=== Dataset rows ===
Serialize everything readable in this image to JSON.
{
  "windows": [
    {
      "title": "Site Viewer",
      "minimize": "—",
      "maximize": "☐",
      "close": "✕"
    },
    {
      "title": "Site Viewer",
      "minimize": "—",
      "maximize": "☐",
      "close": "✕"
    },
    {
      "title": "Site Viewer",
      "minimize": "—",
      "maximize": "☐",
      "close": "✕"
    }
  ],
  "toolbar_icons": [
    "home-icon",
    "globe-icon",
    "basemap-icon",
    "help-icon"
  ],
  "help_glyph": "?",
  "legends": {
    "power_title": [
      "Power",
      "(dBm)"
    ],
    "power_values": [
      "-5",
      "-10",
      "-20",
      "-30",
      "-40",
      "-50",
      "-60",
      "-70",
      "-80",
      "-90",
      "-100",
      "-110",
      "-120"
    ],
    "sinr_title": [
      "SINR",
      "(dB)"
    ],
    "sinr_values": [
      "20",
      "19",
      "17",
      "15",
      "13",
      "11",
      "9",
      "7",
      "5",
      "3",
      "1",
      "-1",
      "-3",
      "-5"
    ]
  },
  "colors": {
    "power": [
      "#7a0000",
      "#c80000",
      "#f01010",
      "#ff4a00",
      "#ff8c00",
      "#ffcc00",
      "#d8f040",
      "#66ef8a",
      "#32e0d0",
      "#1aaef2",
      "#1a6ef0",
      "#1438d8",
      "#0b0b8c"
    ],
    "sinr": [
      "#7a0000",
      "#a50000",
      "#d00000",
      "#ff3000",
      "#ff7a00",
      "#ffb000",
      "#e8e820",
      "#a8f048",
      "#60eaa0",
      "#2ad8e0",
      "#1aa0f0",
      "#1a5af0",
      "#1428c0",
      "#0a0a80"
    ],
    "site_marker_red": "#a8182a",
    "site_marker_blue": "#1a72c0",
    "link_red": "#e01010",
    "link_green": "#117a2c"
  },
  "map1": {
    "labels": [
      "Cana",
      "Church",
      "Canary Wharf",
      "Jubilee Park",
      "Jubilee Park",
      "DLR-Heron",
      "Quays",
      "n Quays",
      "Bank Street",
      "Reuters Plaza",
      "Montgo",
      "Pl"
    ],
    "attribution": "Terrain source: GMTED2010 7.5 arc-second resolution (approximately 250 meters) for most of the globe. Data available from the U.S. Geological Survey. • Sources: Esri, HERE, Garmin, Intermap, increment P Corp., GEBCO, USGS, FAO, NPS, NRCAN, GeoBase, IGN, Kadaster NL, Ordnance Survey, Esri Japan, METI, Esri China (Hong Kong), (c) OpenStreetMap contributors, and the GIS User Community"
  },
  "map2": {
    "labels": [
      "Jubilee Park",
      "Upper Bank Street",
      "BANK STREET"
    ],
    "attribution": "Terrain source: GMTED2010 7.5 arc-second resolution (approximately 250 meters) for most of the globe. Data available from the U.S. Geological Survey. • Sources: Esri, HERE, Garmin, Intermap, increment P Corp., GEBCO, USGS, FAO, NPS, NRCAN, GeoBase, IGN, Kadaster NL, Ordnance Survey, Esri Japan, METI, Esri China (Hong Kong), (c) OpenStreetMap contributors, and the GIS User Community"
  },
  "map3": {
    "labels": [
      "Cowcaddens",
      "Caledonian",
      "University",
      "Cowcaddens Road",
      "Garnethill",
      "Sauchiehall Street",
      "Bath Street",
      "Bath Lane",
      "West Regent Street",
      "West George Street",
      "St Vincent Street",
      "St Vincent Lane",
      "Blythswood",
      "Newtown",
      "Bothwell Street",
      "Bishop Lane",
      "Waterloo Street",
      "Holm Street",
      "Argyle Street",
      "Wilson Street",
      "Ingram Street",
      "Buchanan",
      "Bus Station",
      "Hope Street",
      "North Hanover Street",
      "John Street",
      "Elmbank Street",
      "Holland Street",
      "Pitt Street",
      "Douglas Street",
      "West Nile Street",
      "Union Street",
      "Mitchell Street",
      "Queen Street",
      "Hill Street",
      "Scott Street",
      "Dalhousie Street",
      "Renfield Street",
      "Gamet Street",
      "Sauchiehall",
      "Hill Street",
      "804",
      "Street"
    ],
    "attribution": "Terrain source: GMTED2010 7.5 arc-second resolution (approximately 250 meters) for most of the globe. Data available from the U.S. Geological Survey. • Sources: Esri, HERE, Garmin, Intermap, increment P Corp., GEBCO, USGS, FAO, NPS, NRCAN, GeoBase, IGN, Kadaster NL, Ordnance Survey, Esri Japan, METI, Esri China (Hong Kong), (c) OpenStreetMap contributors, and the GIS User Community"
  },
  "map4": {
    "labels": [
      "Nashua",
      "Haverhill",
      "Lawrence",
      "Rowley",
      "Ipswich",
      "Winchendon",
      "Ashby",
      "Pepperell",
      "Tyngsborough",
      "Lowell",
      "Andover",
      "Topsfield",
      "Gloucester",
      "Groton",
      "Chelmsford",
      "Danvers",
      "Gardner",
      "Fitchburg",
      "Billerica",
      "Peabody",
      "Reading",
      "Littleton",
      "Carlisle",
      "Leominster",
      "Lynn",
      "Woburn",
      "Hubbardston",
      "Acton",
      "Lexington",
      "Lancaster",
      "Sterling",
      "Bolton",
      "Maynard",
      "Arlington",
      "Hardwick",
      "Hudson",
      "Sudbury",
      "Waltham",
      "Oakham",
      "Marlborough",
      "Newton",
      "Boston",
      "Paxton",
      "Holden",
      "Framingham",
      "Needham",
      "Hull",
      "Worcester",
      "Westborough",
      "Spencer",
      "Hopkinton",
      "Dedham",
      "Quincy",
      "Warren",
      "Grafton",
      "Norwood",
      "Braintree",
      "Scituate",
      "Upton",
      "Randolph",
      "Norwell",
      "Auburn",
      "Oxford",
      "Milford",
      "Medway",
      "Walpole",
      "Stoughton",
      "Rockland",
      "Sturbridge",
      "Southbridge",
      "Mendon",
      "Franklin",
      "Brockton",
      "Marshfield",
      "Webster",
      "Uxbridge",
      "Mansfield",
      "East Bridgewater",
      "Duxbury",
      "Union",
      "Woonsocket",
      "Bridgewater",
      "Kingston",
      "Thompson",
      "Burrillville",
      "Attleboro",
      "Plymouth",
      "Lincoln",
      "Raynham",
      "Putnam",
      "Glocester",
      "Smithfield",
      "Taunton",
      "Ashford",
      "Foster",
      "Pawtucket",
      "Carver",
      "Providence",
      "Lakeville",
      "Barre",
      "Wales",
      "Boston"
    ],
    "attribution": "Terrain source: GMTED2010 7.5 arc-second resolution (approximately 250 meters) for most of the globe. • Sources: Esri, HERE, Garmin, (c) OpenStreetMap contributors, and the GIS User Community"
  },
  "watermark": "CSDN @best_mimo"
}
===
Reproduce the material above without altering a single character.

_Answer to the task_
Serialize everything readable in this image to JSON.
{
  "windows": [
    {
      "title": "Site Viewer",
      "minimize": "—",
      "maximize": "☐",
      "close": "✕"
    },
    {
      "title": "Site Viewer",
      "minimize": "—",
      "maximize": "☐",
      "close": "✕"
    },
    {
      "title": "Site Viewer",
      "minimize": "—",
      "maximize": "☐",
      "close": "✕"
    }
  ],
  "toolbar_icons": [
    "home-icon",
    "globe-icon",
    "basemap-icon",
    "help-icon"
  ],
  "help_glyph": "?",
  "legends": {
    "power_title": [
      "Power",
      "(dBm)"
    ],
    "power_values": [
      "-5",
      "-10",
      "-20",
      "-30",
      "-40",
      "-50",
      "-60",
      "-70",
      "-80",
      "-90",
      "-100",
      "-110",
      "-120"
    ],
    "sinr_title": [
      "SINR",
      "(dB)"
    ],
    "sinr_values": [
      "20",
      "19",
      "17",
      "15",
      "13",
      "11",
      "9",
      "7",
      "5",
      "3",
      "1",
      "-1",
      "-3",
      "-5"
    ]
  },
  "colors": {
    "power": [
      "#7a0000",
      "#c80000",
      "#f01010",
      "#ff4a00",
      "#ff8c00",
      "#ffcc00",
      "#d8f040",
      "#66ef8a",
      "#32e0d0",
      "#1aaef2",
      "#1a6ef0",
      "#1438d8",
      "#0b0b8c"
    ],
    "sinr": [
      "#7a0000",
      "#a50000",
      "#d00000",
      "#ff3000",
      "#ff7a00",
      "#ffb000",
      "#e8e820",
      "#a8f048",
      "#60eaa0",
      "#2ad8e0",
      "#1aa0f0",
      "#1a5af0",
      "#1428c0",
      "#0a0a80"
    ],
    "site_marker_red": "#a8182a",
    "site_marker_blue": "#1a72c0",
    "link_red": "#e01010",
    "link_green": "#117a2c"
  },
  "map1": {
    "labels": [
      "Cana",
      "Church",
      "Canary Wharf",
      "Jubilee Park",
      "Jubilee Park",
      "DLR-Heron",
      "Quays",
      "n Quays",
      "Bank Street",
      "Reuters Plaza",
      "Montgo",
      "Pl"
    ],
    "attribution": "Terrain source: GMTED2010 7.5 arc-second resolution (approximately 250 meters) for most of the globe. Data available from the U.S. Geological Survey. • Sources: Esri, HERE, Garmin, Intermap, increment P Corp., GEBCO, USGS, FAO, NPS, NRCAN, GeoBase, IGN, Kadaster NL, Ordnance Survey, Esri Japan, METI, Esri China (Hong Kong), (c) OpenStreetMap contributors, and the GIS User Community"
  },
  "map2": {
    "labels": [
      "Jubilee Park",
      "Upper Bank Street",
      "BANK STREET"
    ],
    "attribution": "Terrain source: GMTED2010 7.5 arc-second resolution (approximately 250 meters) for most of the globe. Data available from the U.S. Geological Survey. • Sources: Esri, HERE, Garmin, Intermap, increment P Corp., GEBCO, USGS, FAO, NPS, NRCAN, GeoBase, IGN, Kadaster NL, Ordnance Survey, Esri Japan, METI, Esri China (Hong Kong), (c) OpenStreetMap contributors, and the GIS User Community"
  },
  "map3": {
    "labels": [
      "Cowcaddens",
      "Caledonian",
      "University",
      "Cowcaddens Road",
      "Garnethill",
      "Sauchiehall Street",
      "Bath Street",
      "Bath Lane",
      "West Regent Street",
      "West George Street",
      "St Vincent Street",
      "St Vincent Lane",
      "Blythswood",
      "Newtown",
      "Bothwell Street",
      "Bishop Lane",
      "Waterloo Street",
      "Holm Street",
      "Argyle Street",
      "Wilson Street",
      "Ingram Street",
      "Buchanan",
      "Bus Station",
      "Hope Street",
      "North Hanover Street",
      "John Street",
      "Elmbank Street",
      "Holland Street",
      "Pitt Street",
      "Douglas Street",
      "West Nile Street",
      "Union Street",
      "Mitchell Street",
      "Queen Street",
      "Hill Street",
      "Scott Street",
      "Dalhousie Street",
      "Renfield Street",
      "Gamet Street",
      "Sauchiehall",
      "Hill Street",
      "804",
      "Street"
    ],
    "attribution": "Terrain source: GMTED2010 7.5 arc-second resolution (approximately 250 meters) for most of the globe. Data available from the U.S. Geological Survey. • Sources: Esri, HERE, Garmin, Intermap, increment P Corp., GEBCO, USGS, FAO, NPS, NRCAN, GeoBase, IGN, Kadaster NL, Ordnance Survey, Esri Japan, METI, Esri China (Hong Kong), (c) OpenStreetMap contributors, and the GIS User Community"
  },
  "map4": {
    "labels": [
      "Nashua",
      "Haverhill",
      "Lawrence",
      "Rowley",
      "Ipswich",
      "Winchendon",
      "Ashby",
      "Pepperell",
      "Tyngsborough",
      "Lowell",
      "Andover",
      "Topsfield",
      "Gloucester",
      "Groton",
      "Chelmsford",
      "Danvers",
      "Gardner",
      "Fitchburg",
      "Billerica",
      "Peabody",
      "Reading",
      "Littleton",
      "Carlisle",
      "Leominster",
      "Lynn",
      "Woburn",
      "Hubbardston",
      "Acton",
      "Lexington",
      "Lancaster",
      "Sterling",
      "Bolton",
      "Maynard",
      "Arlington",
      "Hardwick",
      "Hudson",
      "Sudbury",
      "Waltham",
      "Oakham",
      "Marlborough",
      "Newton",
      "Boston",
      "Paxton",
      "Holden",
      "Framingham",
      "Needham",
      "Hull",
      "Worcester",
      "Westborough",
      "Spencer",
      "Hopkinton",
      "Dedham",
      "Quincy",
      "Warren",
      "Grafton",
      "Norwood",
      "Braintree",
      "Scituate",
      "Upton",
      "Randolph",
      "Norwell",
      "Auburn",
      "Oxford",
      "Milford",
      "Medway",
      "Walpole",
      "Stoughton",
      "Rockland",
      "Sturbridge",
      "Southbridge",
      "Mendon",
      "Franklin",
      "Brockton",
      "Marshfield",
      "Webster",
      "Uxbridge",
      "Mansfield",
      "East Bridgewater",
      "Duxbury",
      "Union",
      "Woonsocket",
      "Bridgewater",
      "Kingston",
      "Thompson",
      "Burrillville",
      "Attleboro",
      "Plymouth",
      "Lincoln",
      "Raynham",
      "Putnam",
      "Glocester",
      "Smithfield",
      "Taunton",
      "Ashford",
      "Foster",
      "Pawtucket",
      "Carver",
      "Providence",
      "Lakeville",
      "Barre",
      "Wales",
      "Boston"
    ],
    "attribution": "Terrain source: GMTED2010 7.5 arc-second resolution (approximately 250 meters) for most of the globe. • Sources: Esri, HERE, Garmin, (c) OpenStreetMap contributors, and the GIS User Community"
  },
  "watermark": "CSDN @best_mimo"
}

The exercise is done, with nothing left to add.